Given exercise — Give only the number of lines that contain the word "General".

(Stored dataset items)
######
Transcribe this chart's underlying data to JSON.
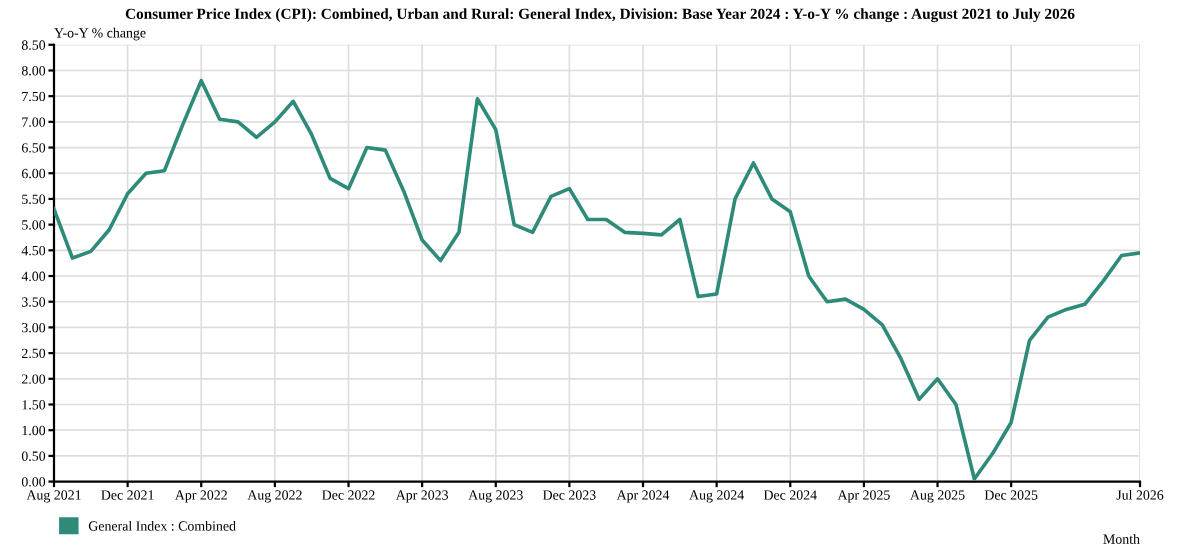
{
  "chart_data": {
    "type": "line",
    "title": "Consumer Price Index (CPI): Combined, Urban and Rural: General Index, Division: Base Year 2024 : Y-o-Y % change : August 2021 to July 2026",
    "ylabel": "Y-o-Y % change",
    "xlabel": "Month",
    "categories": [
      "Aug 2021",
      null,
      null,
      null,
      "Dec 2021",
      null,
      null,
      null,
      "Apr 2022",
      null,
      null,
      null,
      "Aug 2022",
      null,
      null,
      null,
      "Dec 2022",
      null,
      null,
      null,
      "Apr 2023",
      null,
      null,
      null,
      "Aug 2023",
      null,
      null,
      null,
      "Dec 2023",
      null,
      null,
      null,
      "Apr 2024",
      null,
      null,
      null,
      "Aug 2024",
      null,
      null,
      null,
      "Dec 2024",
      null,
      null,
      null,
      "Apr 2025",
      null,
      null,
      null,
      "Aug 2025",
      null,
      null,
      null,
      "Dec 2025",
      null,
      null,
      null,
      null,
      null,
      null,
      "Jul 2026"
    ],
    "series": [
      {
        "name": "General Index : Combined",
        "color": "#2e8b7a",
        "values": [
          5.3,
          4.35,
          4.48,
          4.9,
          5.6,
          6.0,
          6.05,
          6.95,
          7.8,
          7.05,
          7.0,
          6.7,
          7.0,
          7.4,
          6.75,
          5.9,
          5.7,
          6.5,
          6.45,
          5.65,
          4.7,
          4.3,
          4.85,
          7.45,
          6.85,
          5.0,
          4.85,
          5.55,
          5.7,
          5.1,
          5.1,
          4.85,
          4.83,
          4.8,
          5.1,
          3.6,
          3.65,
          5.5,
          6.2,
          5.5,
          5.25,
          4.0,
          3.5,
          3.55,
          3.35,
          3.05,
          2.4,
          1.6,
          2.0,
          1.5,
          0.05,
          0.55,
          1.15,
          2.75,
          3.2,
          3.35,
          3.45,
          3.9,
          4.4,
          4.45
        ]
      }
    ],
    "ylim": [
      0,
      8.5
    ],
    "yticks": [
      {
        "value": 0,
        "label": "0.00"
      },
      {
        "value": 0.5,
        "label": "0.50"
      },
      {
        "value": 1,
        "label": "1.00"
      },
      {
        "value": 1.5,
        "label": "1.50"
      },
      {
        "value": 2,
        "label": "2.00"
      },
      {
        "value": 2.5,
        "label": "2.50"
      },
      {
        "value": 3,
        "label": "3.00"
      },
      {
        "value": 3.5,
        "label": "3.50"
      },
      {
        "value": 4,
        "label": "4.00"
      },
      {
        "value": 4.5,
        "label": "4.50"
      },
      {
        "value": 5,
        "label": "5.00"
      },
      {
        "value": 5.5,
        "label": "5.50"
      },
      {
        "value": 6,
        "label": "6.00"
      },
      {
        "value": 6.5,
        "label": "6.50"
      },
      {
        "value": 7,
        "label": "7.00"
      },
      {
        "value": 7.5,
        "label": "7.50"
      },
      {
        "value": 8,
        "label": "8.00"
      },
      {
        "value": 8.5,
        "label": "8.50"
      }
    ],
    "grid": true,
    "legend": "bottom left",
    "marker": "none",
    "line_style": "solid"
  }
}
######
Result of this task — 2